**To do**.
Return all lines where the word "YORKSHIRE" can be found.
★ ★ ★
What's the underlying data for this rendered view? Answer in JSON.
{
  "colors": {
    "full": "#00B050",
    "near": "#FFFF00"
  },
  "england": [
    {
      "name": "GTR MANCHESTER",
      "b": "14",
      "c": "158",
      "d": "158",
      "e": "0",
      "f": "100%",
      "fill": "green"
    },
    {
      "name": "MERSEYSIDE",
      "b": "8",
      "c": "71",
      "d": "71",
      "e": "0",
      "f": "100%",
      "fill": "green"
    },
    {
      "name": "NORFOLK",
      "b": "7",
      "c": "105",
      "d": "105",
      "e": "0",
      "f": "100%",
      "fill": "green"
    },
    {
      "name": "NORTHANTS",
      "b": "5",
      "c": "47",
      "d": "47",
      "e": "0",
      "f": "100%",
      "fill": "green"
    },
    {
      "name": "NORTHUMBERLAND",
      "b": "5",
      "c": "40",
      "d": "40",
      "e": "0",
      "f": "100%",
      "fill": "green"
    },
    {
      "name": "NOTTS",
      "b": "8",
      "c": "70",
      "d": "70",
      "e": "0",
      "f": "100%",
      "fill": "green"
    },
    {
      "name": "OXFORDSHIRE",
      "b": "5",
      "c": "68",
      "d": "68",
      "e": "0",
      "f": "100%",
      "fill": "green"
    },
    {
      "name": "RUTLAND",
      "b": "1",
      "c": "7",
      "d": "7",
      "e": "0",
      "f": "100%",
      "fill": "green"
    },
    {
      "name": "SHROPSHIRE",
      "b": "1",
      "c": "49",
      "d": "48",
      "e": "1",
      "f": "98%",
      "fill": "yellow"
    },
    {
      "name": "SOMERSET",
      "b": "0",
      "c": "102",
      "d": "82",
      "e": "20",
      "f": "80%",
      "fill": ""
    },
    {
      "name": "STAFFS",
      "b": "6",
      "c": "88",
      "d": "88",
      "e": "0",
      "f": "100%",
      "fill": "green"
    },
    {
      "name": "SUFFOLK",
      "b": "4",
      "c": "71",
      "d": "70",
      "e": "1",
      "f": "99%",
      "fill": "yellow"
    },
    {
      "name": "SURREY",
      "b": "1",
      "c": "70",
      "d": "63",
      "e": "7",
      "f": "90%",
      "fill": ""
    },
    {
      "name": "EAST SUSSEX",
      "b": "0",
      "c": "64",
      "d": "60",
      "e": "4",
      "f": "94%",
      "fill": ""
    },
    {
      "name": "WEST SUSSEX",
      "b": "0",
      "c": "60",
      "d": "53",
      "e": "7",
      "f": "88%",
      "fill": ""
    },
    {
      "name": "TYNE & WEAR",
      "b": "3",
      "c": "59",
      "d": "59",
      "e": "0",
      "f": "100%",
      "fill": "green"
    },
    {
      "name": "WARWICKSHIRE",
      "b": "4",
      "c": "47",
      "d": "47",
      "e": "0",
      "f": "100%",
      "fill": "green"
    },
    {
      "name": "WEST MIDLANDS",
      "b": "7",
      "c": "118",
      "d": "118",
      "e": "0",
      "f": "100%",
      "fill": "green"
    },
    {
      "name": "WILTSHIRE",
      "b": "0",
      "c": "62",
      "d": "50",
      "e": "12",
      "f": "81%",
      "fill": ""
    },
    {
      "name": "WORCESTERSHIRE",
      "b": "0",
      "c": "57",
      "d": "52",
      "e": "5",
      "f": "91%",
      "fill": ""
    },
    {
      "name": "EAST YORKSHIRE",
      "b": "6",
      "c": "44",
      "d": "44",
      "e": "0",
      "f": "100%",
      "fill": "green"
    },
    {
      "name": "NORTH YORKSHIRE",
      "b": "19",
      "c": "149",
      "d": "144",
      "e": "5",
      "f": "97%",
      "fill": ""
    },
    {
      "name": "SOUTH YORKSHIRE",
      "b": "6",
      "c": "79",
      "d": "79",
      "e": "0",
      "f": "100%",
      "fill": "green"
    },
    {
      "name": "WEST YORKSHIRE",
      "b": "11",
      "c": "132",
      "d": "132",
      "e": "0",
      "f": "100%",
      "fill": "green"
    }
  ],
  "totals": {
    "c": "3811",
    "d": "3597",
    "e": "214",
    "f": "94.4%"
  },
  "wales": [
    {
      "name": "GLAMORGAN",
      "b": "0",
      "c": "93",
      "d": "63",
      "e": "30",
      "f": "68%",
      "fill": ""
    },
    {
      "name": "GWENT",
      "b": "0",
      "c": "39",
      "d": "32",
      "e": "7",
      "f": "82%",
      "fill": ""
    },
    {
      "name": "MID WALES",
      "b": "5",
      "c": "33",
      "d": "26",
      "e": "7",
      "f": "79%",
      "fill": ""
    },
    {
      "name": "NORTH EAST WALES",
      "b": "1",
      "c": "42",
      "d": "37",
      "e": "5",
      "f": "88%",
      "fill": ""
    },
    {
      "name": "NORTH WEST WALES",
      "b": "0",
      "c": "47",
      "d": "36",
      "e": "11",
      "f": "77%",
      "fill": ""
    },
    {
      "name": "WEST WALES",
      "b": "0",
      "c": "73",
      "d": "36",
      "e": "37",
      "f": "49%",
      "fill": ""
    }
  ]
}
★ ★ ★
**In response**.
      "name": "EAST YORKSHIRE",
      "name": "NORTH YORKSHIRE",
      "name": "SOUTH YORKSHIRE",
      "name": "WEST YORKSHIRE",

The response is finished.